Dataset items
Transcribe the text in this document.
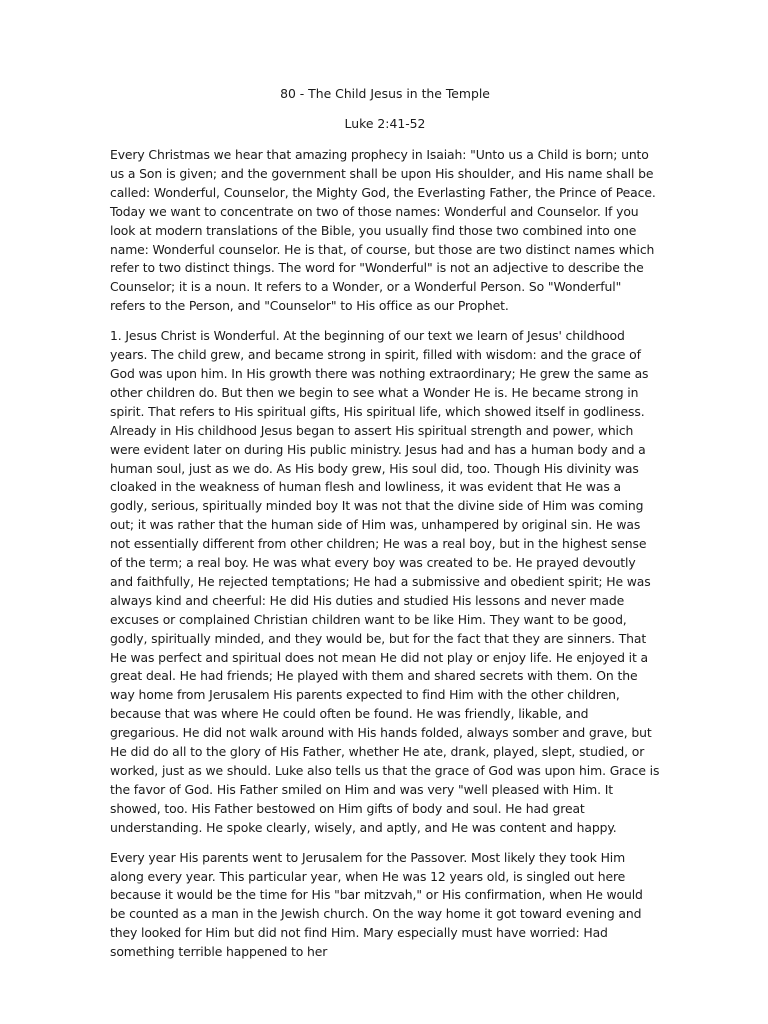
80 - The Child Jesus in the Temple

Luke 2:41-52

Every Christmas we hear that amazing prophecy in Isaiah: "Unto us a Child is born; unto us a Son is given; and the government shall be upon His shoulder, and His name shall be called: Wonderful, Counselor, the Mighty God, the Everlasting Father, the Prince of Peace. Today we want to concentrate on two of those names: Wonderful and Counselor. If you look at modern translations of the Bible, you usually find those two combined into one name: Wonderful counselor. He is that, of course, but those are two distinct names which refer to two distinct things. The word for "Wonderful" is not an adjective to describe the Counselor; it is a noun. It refers to a Wonder, or a Wonderful Person. So "Wonderful" refers to the Person, and "Counselor" to His office as our Prophet.

1. Jesus Christ is Wonderful. At the beginning of our text we learn of Jesus' childhood years. The child grew, and became strong in spirit, filled with wisdom: and the grace of God was upon him. In His growth there was nothing extraordinary; He grew the same as other children do. But then we begin to see what a Wonder He is. He became strong in spirit. That refers to His spiritual gifts, His spiritual life, which showed itself in godliness. Already in His childhood Jesus began to assert His spiritual strength and power, which were evident later on during His public ministry. Jesus had and has a human body and a human soul, just as we do. As His body grew, His soul did, too. Though His divinity was cloaked in the weakness of human flesh and lowliness, it was evident that He was a godly, serious, spiritually minded boy It was not that the divine side of Him was coming out; it was rather that the human side of Him was, unhampered by original sin. He was not essentially different from other children; He was a real boy, but in the highest sense of the term; a real boy. He was what every boy was created to be. He prayed devoutly and faithfully, He rejected temptations; He had a submissive and obedient spirit; He was always kind and cheerful: He did His duties and studied His lessons and never made excuses or complained Christian children want to be like Him. They want to be good, godly, spiritually minded, and they would be, but for the fact that they are sinners. That He was perfect and spiritual does not mean He did not play or enjoy life. He enjoyed it a great deal. He had friends; He played with them and shared secrets with them. On the way home from Jerusalem His parents expected to find Him with the other children, because that was where He could often be found. He was friendly, likable, and gregarious. He did not walk around with His hands folded, always somber and grave, but He did do all to the glory of His Father, whether He ate, drank, played, slept, studied, or worked, just as we should. Luke also tells us that the grace of God was upon him. Grace is the favor of God. His Father smiled on Him and was very "well pleased with Him. It showed, too. His Father bestowed on Him gifts of body and soul. He had great understanding. He spoke clearly, wisely, and aptly, and He was content and happy.

Every year His parents went to Jerusalem for the Passover. Most likely they took Him along every year. This particular year, when He was 12 years old, is singled out here because it would be the time for His "bar mitzvah," or His confirmation, when He would be counted as a man in the Jewish church. On the way home it got toward evening and they looked for Him but did not find Him. Mary especially must have worried: Had something terrible happened to her
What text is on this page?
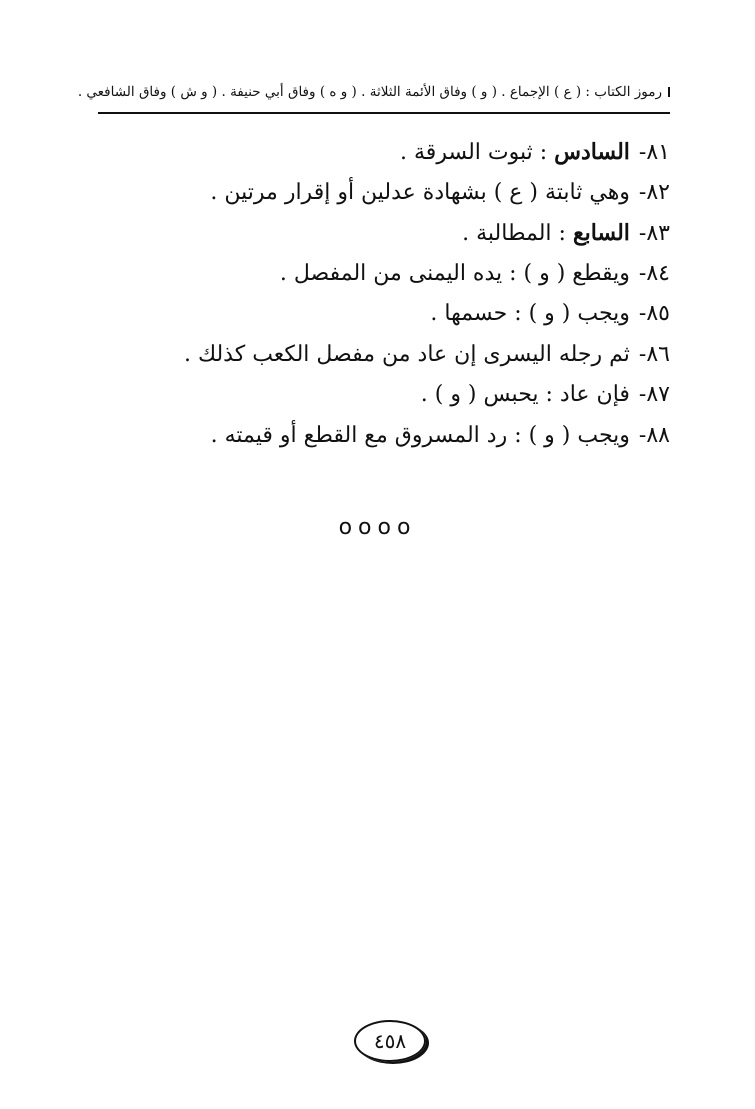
رموز الكتاب : ( ع ) الإجماع . ( و ) وفاق الأئمة الثلاثة . ( و ه ) وفاق أبي حنيفة . ( و ش ) وفاق الشافعي .
٨١- السادس : ثبوت السرقة .
٨٢- وهي ثابتة ( ع ) بشهادة عدلين أو إقرار مرتين .
٨٣- السابع : المطالبة .
٨٤- ويقطع ( و ) : يده اليمنى من المفصل .
٨٥- ويجب ( و ) : حسمها .
٨٦- ثم رجله اليسرى إن عاد من مفصل الكعب كذلك .
٨٧- فإن عاد : يحبس ( و ) .
٨٨- ويجب ( و ) : رد المسروق مع القطع أو قيمته .
oooo
٤٥٨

Task. Retype every entry verbatim and exclude the pictures from the copy.

Exercise solution.
Transcribe the text in this document.
80 - The Child Jesus in the Temple

Luke 2:41-52

Every Christmas we hear that amazing prophecy in Isaiah: "Unto us a Child is born; unto us a Son is given; and the government shall be upon His shoulder, and His name shall be called: Wonderful, Counselor, the Mighty God, the Everlasting Father, the Prince of Peace. Today we want to concentrate on two of those names: Wonderful and Counselor. If you look at modern translations of the Bible, you usually find those two combined into one name: Wonderful counselor. He is that, of course, but those are two distinct names which refer to two distinct things. The word for "Wonderful" is not an adjective to describe the Counselor; it is a noun. It refers to a Wonder, or a Wonderful Person. So "Wonderful" refers to the Person, and "Counselor" to His office as our Prophet.

1. Jesus Christ is Wonderful. At the beginning of our text we learn of Jesus' childhood years. The child grew, and became strong in spirit, filled with wisdom: and the grace of God was upon him. In His growth there was nothing extraordinary; He grew the same as other children do. But then we begin to see what a Wonder He is. He became strong in spirit. That refers to His spiritual gifts, His spiritual life, which showed itself in godliness. Already in His childhood Jesus began to assert His spiritual strength and power, which were evident later on during His public ministry. Jesus had and has a human body and a human soul, just as we do. As His body grew, His soul did, too. Though His divinity was cloaked in the weakness of human flesh and lowliness, it was evident that He was a godly, serious, spiritually minded boy It was not that the divine side of Him was coming out; it was rather that the human side of Him was, unhampered by original sin. He was not essentially different from other children; He was a real boy, but in the highest sense of the term; a real boy. He was what every boy was created to be. He prayed devoutly and faithfully, He rejected temptations; He had a submissive and obedient spirit; He was always kind and cheerful: He did His duties and studied His lessons and never made excuses or complained Christian children want to be like Him. They want to be good, godly, spiritually minded, and they would be, but for the fact that they are sinners. That He was perfect and spiritual does not mean He did not play or enjoy life. He enjoyed it a great deal. He had friends; He played with them and shared secrets with them. On the way home from Jerusalem His parents expected to find Him with the other children, because that was where He could often be found. He was friendly, likable, and gregarious. He did not walk around with His hands folded, always somber and grave, but He did do all to the glory of His Father, whether He ate, drank, played, slept, studied, or worked, just as we should. Luke also tells us that the grace of God was upon him. Grace is the favor of God. His Father smiled on Him and was very "well pleased with Him. It showed, too. His Father bestowed on Him gifts of body and soul. He had great understanding. He spoke clearly, wisely, and aptly, and He was content and happy.

Every year His parents went to Jerusalem for the Passover. Most likely they took Him along every year. This particular year, when He was 12 years old, is singled out here because it would be the time for His "bar mitzvah," or His confirmation, when He would be counted as a man in the Jewish church. On the way home it got toward evening and they looked for Him but did not find Him. Mary especially must have worried: Had something terrible happened to her
What text is on this page?
رموز الكتاب : ( ع ) الإجماع . ( و ) وفاق الأئمة الثلاثة . ( و ه ) وفاق أبي حنيفة . ( و ش ) وفاق الشافعي .
٨١- السادس : ثبوت السرقة .
٨٢- وهي ثابتة ( ع ) بشهادة عدلين أو إقرار مرتين .
٨٣- السابع : المطالبة .
٨٤- ويقطع ( و ) : يده اليمنى من المفصل .
٨٥- ويجب ( و ) : حسمها .
٨٦- ثم رجله اليسرى إن عاد من مفصل الكعب كذلك .
٨٧- فإن عاد : يحبس ( و ) .
٨٨- ويجب ( و ) : رد المسروق مع القطع أو قيمته .
oooo
٤٥٨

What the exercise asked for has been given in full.